++++ Recorded data

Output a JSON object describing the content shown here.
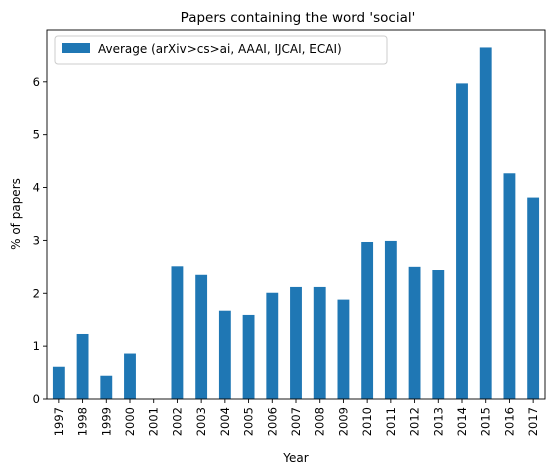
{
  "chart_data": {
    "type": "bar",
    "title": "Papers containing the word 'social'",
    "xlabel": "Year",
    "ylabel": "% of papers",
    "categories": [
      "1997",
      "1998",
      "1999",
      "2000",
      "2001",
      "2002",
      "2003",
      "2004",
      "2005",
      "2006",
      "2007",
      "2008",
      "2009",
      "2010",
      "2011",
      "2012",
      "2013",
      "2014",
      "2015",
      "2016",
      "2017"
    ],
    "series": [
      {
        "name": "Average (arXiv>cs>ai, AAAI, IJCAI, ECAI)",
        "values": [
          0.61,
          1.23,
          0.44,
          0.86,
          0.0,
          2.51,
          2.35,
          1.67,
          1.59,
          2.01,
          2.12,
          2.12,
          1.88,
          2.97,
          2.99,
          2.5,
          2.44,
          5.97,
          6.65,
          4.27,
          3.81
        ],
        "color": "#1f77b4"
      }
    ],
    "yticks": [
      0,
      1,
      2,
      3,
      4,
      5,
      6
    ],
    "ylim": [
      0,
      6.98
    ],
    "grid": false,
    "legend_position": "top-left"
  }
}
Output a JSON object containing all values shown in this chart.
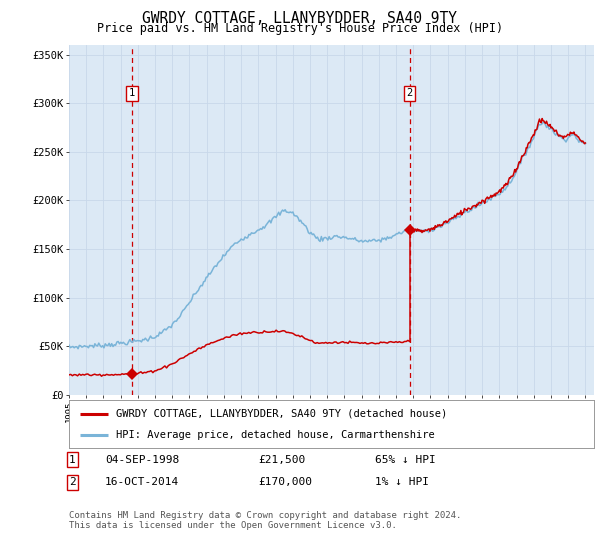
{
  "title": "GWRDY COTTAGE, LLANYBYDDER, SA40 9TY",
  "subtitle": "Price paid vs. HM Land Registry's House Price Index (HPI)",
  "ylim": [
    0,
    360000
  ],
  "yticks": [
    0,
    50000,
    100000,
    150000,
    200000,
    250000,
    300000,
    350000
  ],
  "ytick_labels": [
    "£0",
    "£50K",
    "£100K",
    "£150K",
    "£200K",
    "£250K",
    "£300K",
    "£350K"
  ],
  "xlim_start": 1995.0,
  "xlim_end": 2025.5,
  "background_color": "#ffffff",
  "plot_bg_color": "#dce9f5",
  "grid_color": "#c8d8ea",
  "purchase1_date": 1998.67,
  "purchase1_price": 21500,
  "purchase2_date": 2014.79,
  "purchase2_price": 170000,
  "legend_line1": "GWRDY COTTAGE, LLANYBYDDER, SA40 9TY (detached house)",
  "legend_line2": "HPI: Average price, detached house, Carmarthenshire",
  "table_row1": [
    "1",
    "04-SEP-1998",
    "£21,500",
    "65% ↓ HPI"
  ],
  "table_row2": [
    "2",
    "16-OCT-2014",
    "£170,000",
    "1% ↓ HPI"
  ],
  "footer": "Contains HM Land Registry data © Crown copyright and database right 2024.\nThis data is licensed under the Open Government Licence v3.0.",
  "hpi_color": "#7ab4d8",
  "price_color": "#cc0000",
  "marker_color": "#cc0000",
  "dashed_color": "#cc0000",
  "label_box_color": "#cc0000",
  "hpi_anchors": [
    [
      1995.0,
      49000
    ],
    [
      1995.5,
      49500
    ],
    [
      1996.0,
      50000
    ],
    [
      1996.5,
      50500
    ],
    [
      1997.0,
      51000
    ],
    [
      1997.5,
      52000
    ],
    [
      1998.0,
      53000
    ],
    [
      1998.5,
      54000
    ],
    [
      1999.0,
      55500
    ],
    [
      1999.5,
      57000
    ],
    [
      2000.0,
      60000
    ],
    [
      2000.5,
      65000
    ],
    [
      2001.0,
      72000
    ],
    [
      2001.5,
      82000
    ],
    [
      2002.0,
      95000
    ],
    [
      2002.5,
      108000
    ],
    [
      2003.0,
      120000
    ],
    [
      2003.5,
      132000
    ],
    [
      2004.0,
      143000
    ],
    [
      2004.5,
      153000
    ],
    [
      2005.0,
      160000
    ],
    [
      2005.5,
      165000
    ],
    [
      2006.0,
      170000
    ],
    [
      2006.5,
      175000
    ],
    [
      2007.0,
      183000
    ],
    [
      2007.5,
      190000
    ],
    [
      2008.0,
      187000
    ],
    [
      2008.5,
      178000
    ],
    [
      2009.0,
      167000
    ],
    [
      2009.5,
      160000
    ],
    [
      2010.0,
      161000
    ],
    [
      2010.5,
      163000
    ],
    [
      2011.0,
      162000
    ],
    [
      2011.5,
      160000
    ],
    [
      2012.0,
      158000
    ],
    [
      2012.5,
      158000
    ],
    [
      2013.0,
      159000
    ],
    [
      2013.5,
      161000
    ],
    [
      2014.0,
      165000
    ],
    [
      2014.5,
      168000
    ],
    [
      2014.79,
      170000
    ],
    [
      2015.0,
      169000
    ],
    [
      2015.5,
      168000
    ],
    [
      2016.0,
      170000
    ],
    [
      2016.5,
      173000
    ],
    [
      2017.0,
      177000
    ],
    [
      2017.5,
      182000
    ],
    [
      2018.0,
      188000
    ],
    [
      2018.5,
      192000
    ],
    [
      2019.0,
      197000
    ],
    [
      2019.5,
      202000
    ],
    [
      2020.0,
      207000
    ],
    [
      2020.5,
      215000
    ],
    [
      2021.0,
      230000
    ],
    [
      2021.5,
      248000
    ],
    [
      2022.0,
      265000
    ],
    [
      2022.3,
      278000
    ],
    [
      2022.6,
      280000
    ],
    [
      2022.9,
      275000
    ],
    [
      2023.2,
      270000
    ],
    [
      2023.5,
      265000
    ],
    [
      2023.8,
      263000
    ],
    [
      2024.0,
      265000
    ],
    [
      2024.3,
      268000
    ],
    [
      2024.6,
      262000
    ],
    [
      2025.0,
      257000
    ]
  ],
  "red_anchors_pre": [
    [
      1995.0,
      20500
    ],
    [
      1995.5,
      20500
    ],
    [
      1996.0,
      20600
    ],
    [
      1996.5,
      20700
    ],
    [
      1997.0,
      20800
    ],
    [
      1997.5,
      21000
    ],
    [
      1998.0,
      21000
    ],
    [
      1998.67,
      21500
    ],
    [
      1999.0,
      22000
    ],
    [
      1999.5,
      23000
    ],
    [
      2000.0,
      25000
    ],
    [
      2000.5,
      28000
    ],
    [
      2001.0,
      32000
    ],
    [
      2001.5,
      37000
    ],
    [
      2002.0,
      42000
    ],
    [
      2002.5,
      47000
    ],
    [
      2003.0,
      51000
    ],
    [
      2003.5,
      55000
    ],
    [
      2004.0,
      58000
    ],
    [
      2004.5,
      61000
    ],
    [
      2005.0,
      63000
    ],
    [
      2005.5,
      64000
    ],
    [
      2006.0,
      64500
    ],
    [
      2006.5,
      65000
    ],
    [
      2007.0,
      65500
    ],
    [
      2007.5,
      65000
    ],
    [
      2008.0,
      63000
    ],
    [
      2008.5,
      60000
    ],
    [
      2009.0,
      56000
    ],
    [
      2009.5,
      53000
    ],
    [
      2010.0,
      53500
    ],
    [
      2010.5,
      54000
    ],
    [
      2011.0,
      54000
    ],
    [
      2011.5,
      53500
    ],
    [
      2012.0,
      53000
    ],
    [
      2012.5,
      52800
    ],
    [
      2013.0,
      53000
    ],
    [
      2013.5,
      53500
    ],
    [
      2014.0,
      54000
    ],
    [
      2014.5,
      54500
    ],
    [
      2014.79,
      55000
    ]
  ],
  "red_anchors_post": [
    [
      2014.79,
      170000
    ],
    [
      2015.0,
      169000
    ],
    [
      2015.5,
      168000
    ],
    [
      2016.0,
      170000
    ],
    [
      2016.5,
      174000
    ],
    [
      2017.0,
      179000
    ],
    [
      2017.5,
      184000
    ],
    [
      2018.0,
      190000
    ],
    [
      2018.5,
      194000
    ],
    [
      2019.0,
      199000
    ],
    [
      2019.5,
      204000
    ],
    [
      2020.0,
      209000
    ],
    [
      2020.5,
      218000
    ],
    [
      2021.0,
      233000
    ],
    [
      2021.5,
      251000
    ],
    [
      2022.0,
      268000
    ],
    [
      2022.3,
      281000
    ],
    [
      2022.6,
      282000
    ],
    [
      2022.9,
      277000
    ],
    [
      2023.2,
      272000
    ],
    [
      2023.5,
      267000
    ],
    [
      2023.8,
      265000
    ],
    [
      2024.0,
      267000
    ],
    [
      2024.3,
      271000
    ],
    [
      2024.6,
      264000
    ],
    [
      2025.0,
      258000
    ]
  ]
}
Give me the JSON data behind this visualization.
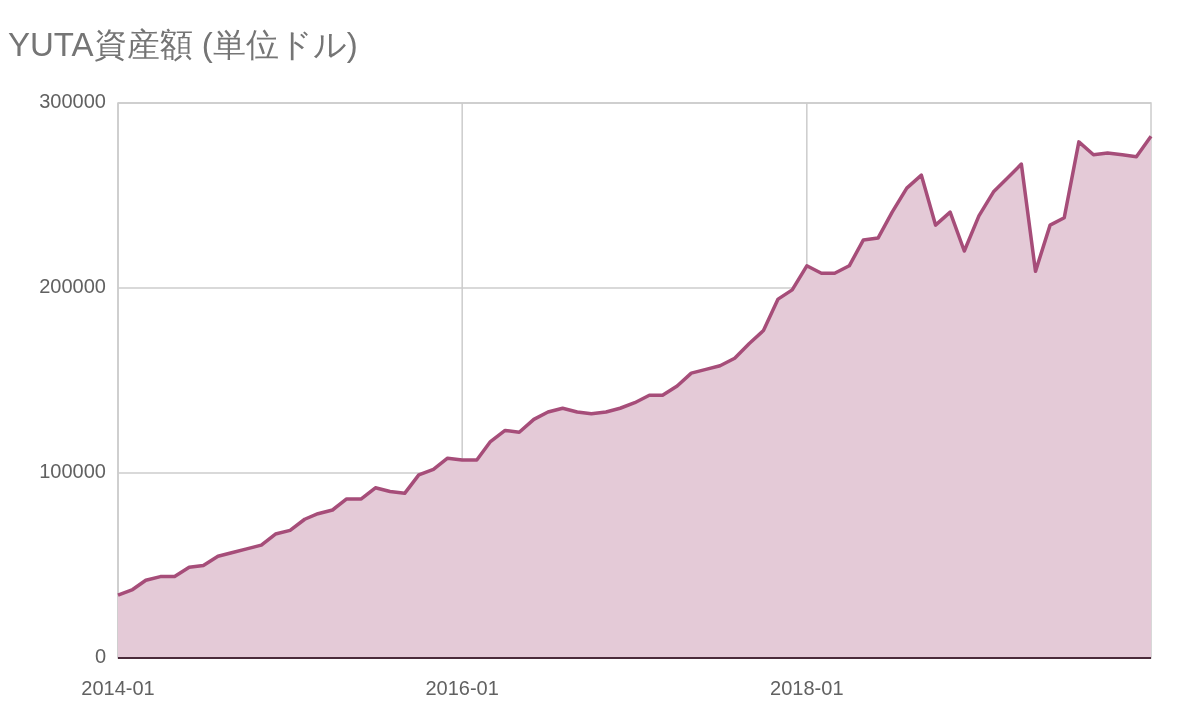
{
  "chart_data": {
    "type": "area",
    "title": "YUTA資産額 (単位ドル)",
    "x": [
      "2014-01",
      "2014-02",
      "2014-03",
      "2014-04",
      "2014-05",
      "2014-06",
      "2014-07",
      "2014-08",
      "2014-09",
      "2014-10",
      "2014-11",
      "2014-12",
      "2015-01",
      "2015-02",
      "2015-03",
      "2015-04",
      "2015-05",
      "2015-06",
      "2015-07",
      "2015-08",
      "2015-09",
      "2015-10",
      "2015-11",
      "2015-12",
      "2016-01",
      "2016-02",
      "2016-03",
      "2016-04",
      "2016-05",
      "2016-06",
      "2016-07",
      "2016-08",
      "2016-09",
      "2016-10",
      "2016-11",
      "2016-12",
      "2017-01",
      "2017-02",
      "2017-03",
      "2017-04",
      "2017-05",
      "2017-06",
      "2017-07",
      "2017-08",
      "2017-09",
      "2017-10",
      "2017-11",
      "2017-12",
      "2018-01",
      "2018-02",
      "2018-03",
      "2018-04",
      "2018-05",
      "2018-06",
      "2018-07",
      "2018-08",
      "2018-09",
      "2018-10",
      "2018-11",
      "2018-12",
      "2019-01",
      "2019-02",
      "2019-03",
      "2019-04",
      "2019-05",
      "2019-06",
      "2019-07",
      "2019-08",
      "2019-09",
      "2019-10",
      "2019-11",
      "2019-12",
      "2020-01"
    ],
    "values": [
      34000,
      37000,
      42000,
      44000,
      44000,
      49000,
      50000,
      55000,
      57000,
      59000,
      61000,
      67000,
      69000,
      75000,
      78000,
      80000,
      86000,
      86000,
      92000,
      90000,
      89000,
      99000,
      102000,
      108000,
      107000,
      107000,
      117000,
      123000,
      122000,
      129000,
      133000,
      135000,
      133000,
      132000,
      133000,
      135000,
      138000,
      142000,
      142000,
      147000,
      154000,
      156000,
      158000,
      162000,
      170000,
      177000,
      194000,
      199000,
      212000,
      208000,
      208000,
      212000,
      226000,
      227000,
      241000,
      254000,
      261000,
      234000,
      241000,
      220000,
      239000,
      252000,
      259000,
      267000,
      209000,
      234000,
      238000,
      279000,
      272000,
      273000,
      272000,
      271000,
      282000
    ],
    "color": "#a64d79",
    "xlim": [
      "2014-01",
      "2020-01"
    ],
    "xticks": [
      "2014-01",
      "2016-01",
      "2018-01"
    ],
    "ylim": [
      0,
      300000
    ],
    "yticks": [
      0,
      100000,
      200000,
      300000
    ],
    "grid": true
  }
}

++++++++

◆ Problem statement
For the listing above, give the number of lines in which the string "containing" occurs, and nothing else.

◆ Response below
2